> **BRIEF**
Repeat every line of the listing below exactly, minus the pictures.

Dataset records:
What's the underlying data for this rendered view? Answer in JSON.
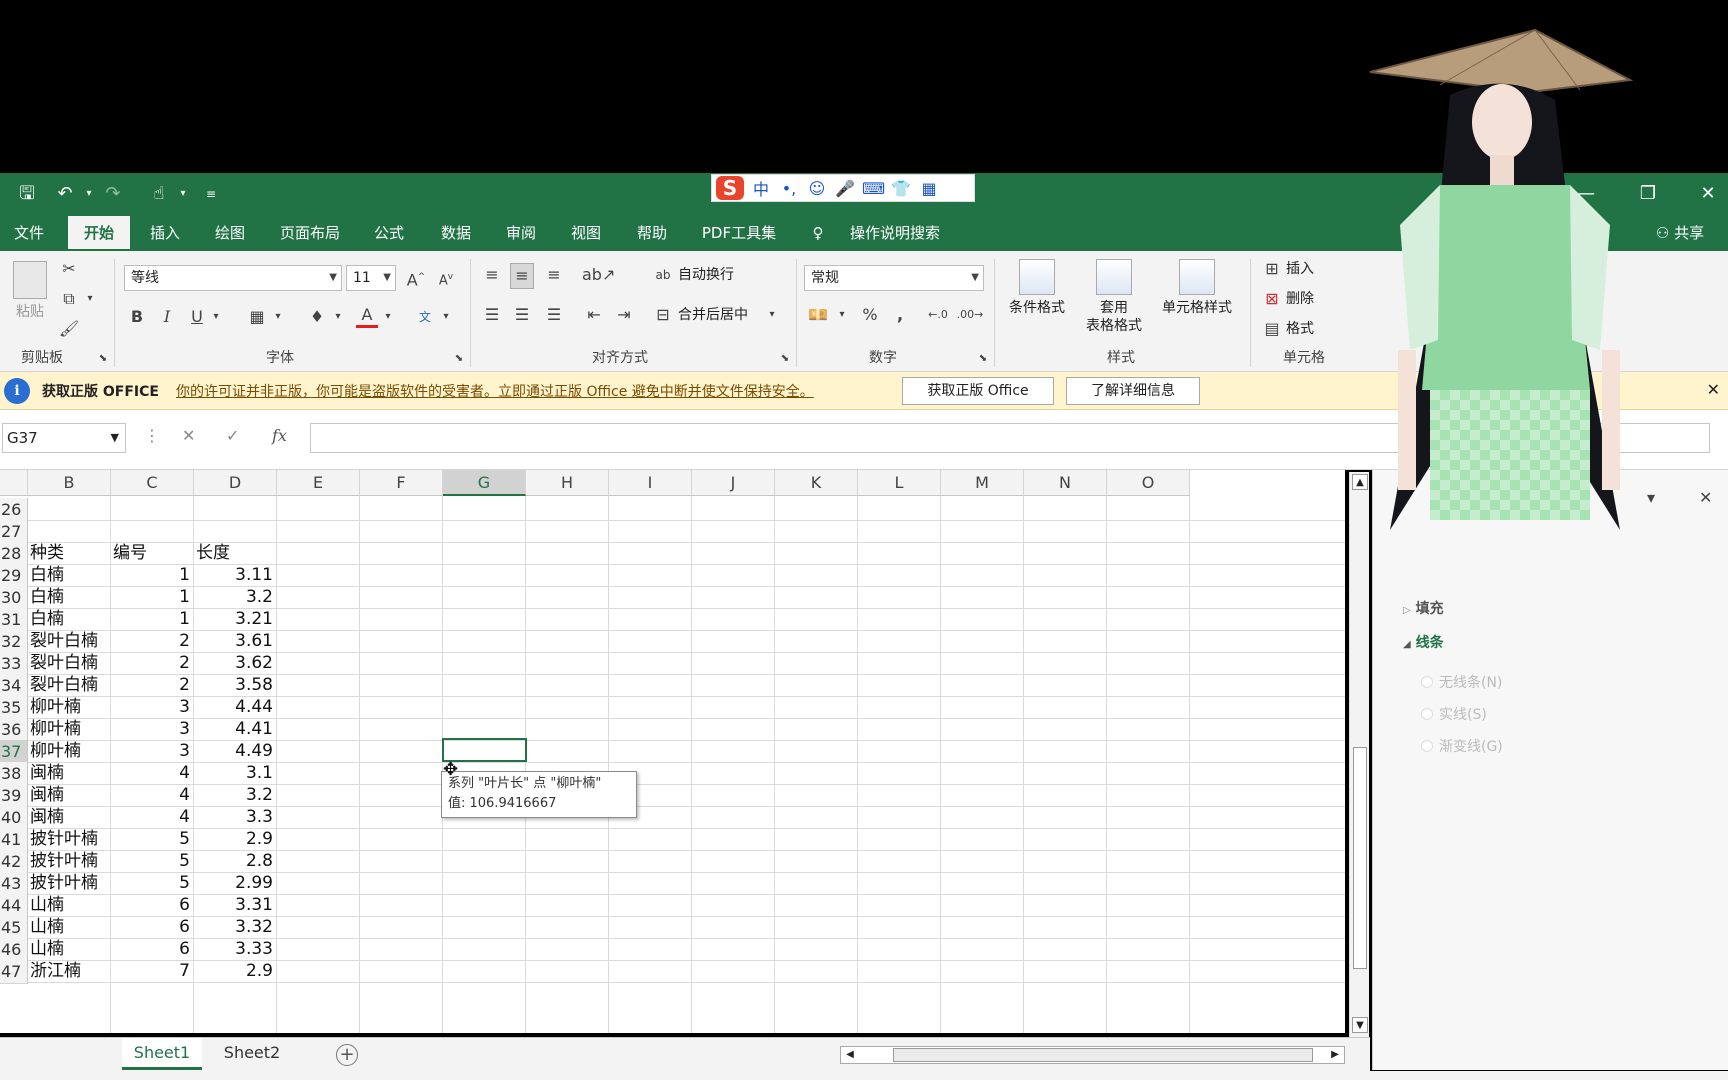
{
  "ime": {
    "items": [
      "中",
      "•,",
      "☺",
      "🎤",
      "⌨",
      "👕",
      "▦"
    ]
  },
  "ribbon_tabs": [
    "文件",
    "开始",
    "插入",
    "绘图",
    "页面布局",
    "公式",
    "数据",
    "审阅",
    "视图",
    "帮助",
    "PDF工具集"
  ],
  "active_tab": "开始",
  "tell_me": "操作说明搜索",
  "share": "共享",
  "ribbon": {
    "paste_label": "粘贴",
    "font_name": "等线",
    "font_size": "11",
    "wrap_text": "自动换行",
    "merge_center": "合并后居中",
    "number_format": "常规",
    "percent": "%",
    "comma": ",",
    "conditional_format": "条件格式",
    "format_as_table_1": "套用",
    "format_as_table_2": "表格格式",
    "cell_styles": "单元格样式",
    "insert": "插入",
    "delete": "删除",
    "format": "格式",
    "groups": {
      "clipboard": "剪贴板",
      "font": "字体",
      "alignment": "对齐方式",
      "number": "数字",
      "styles": "样式",
      "cells": "单元格"
    }
  },
  "message_bar": {
    "title": "获取正版 OFFICE",
    "text": "你的许可证并非正版，你可能是盗版软件的受害者。立即通过正版 Office 避免中断并使文件保持安全。",
    "btn_get": "获取正版 Office",
    "btn_learn": "了解详细信息"
  },
  "name_box": "G37",
  "columns": [
    "B",
    "C",
    "D",
    "E",
    "F",
    "G",
    "H",
    "I",
    "J",
    "K",
    "L",
    "M",
    "N",
    "O"
  ],
  "selected_column": "G",
  "rows": [
    {
      "n": "26",
      "b": "",
      "c": "",
      "d": ""
    },
    {
      "n": "27",
      "b": "",
      "c": "",
      "d": ""
    },
    {
      "n": "28",
      "b": "种类",
      "c": "编号",
      "d": "长度",
      "header": true
    },
    {
      "n": "29",
      "b": "白楠",
      "c": "1",
      "d": "3.11"
    },
    {
      "n": "30",
      "b": "白楠",
      "c": "1",
      "d": "3.2"
    },
    {
      "n": "31",
      "b": "白楠",
      "c": "1",
      "d": "3.21"
    },
    {
      "n": "32",
      "b": "裂叶白楠",
      "c": "2",
      "d": "3.61"
    },
    {
      "n": "33",
      "b": "裂叶白楠",
      "c": "2",
      "d": "3.62"
    },
    {
      "n": "34",
      "b": "裂叶白楠",
      "c": "2",
      "d": "3.58"
    },
    {
      "n": "35",
      "b": "柳叶楠",
      "c": "3",
      "d": "4.44"
    },
    {
      "n": "36",
      "b": "柳叶楠",
      "c": "3",
      "d": "4.41"
    },
    {
      "n": "37",
      "b": "柳叶楠",
      "c": "3",
      "d": "4.49"
    },
    {
      "n": "38",
      "b": "闽楠",
      "c": "4",
      "d": "3.1"
    },
    {
      "n": "39",
      "b": "闽楠",
      "c": "4",
      "d": "3.2"
    },
    {
      "n": "40",
      "b": "闽楠",
      "c": "4",
      "d": "3.3"
    },
    {
      "n": "41",
      "b": "披针叶楠",
      "c": "5",
      "d": "2.9"
    },
    {
      "n": "42",
      "b": "披针叶楠",
      "c": "5",
      "d": "2.8"
    },
    {
      "n": "43",
      "b": "披针叶楠",
      "c": "5",
      "d": "2.99"
    },
    {
      "n": "44",
      "b": "山楠",
      "c": "6",
      "d": "3.31"
    },
    {
      "n": "45",
      "b": "山楠",
      "c": "6",
      "d": "3.32"
    },
    {
      "n": "46",
      "b": "山楠",
      "c": "6",
      "d": "3.33"
    },
    {
      "n": "47",
      "b": "浙江楠",
      "c": "7",
      "d": "2.9"
    }
  ],
  "selected_row": "37",
  "tooltip": {
    "line1": "系列 \"叶片长\" 点 \"柳叶楠\"",
    "line2": "值: 106.9416667"
  },
  "sheets": [
    "Sheet1",
    "Sheet2"
  ],
  "active_sheet": "Sheet1",
  "format_pane": {
    "fill": "填充",
    "line": "线条",
    "options": [
      "无线条(N)",
      "实线(S)",
      "渐变线(G)"
    ]
  },
  "colors": {
    "excel_green": "#217346",
    "message_bar": "#fff4ce"
  }
}
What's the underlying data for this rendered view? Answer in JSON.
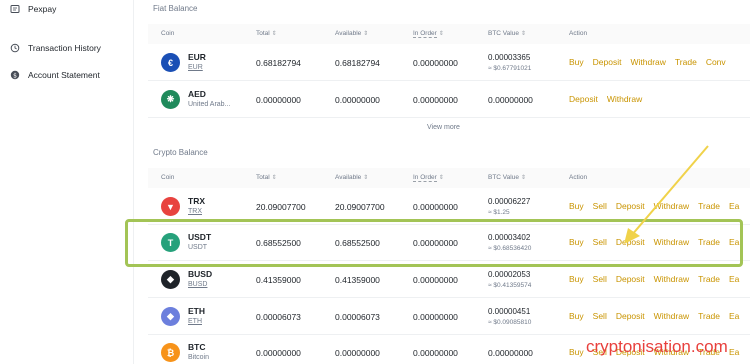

> **EXPECTED ANSWER**
What's the underlying data for this rendered view? Answer in JSON.
{
  "ime": {
    "items": [
      "中",
      "•,",
      "☺",
      "🎤",
      "⌨",
      "👕",
      "▦"
    ]
  },
  "ribbon_tabs": [
    "文件",
    "开始",
    "插入",
    "绘图",
    "页面布局",
    "公式",
    "数据",
    "审阅",
    "视图",
    "帮助",
    "PDF工具集"
  ],
  "active_tab": "开始",
  "tell_me": "操作说明搜索",
  "share": "共享",
  "ribbon": {
    "paste_label": "粘贴",
    "font_name": "等线",
    "font_size": "11",
    "wrap_text": "自动换行",
    "merge_center": "合并后居中",
    "number_format": "常规",
    "percent": "%",
    "comma": ",",
    "conditional_format": "条件格式",
    "format_as_table_1": "套用",
    "format_as_table_2": "表格格式",
    "cell_styles": "单元格样式",
    "insert": "插入",
    "delete": "删除",
    "format": "格式",
    "groups": {
      "clipboard": "剪贴板",
      "font": "字体",
      "alignment": "对齐方式",
      "number": "数字",
      "styles": "样式",
      "cells": "单元格"
    }
  },
  "message_bar": {
    "title": "获取正版 OFFICE",
    "text": "你的许可证并非正版，你可能是盗版软件的受害者。立即通过正版 Office 避免中断并使文件保持安全。",
    "btn_get": "获取正版 Office",
    "btn_learn": "了解详细信息"
  },
  "name_box": "G37",
  "columns": [
    "B",
    "C",
    "D",
    "E",
    "F",
    "G",
    "H",
    "I",
    "J",
    "K",
    "L",
    "M",
    "N",
    "O"
  ],
  "selected_column": "G",
  "rows": [
    {
      "n": "26",
      "b": "",
      "c": "",
      "d": ""
    },
    {
      "n": "27",
      "b": "",
      "c": "",
      "d": ""
    },
    {
      "n": "28",
      "b": "种类",
      "c": "编号",
      "d": "长度",
      "header": true
    },
    {
      "n": "29",
      "b": "白楠",
      "c": "1",
      "d": "3.11"
    },
    {
      "n": "30",
      "b": "白楠",
      "c": "1",
      "d": "3.2"
    },
    {
      "n": "31",
      "b": "白楠",
      "c": "1",
      "d": "3.21"
    },
    {
      "n": "32",
      "b": "裂叶白楠",
      "c": "2",
      "d": "3.61"
    },
    {
      "n": "33",
      "b": "裂叶白楠",
      "c": "2",
      "d": "3.62"
    },
    {
      "n": "34",
      "b": "裂叶白楠",
      "c": "2",
      "d": "3.58"
    },
    {
      "n": "35",
      "b": "柳叶楠",
      "c": "3",
      "d": "4.44"
    },
    {
      "n": "36",
      "b": "柳叶楠",
      "c": "3",
      "d": "4.41"
    },
    {
      "n": "37",
      "b": "柳叶楠",
      "c": "3",
      "d": "4.49"
    },
    {
      "n": "38",
      "b": "闽楠",
      "c": "4",
      "d": "3.1"
    },
    {
      "n": "39",
      "b": "闽楠",
      "c": "4",
      "d": "3.2"
    },
    {
      "n": "40",
      "b": "闽楠",
      "c": "4",
      "d": "3.3"
    },
    {
      "n": "41",
      "b": "披针叶楠",
      "c": "5",
      "d": "2.9"
    },
    {
      "n": "42",
      "b": "披针叶楠",
      "c": "5",
      "d": "2.8"
    },
    {
      "n": "43",
      "b": "披针叶楠",
      "c": "5",
      "d": "2.99"
    },
    {
      "n": "44",
      "b": "山楠",
      "c": "6",
      "d": "3.31"
    },
    {
      "n": "45",
      "b": "山楠",
      "c": "6",
      "d": "3.32"
    },
    {
      "n": "46",
      "b": "山楠",
      "c": "6",
      "d": "3.33"
    },
    {
      "n": "47",
      "b": "浙江楠",
      "c": "7",
      "d": "2.9"
    }
  ],
  "selected_row": "37",
  "tooltip": {
    "line1": "系列 \"叶片长\" 点 \"柳叶楠\"",
    "line2": "值: 106.9416667"
  },
  "sheets": [
    "Sheet1",
    "Sheet2"
  ],
  "active_sheet": "Sheet1",
  "format_pane": {
    "fill": "填充",
    "line": "线条",
    "options": [
      "无线条(N)",
      "实线(S)",
      "渐变线(G)"
    ]
  },
  "colors": {
    "excel_green": "#217346",
    "message_bar": "#fff4ce"
  }
}
What's the underlying data for this rendered view? Answer in JSON.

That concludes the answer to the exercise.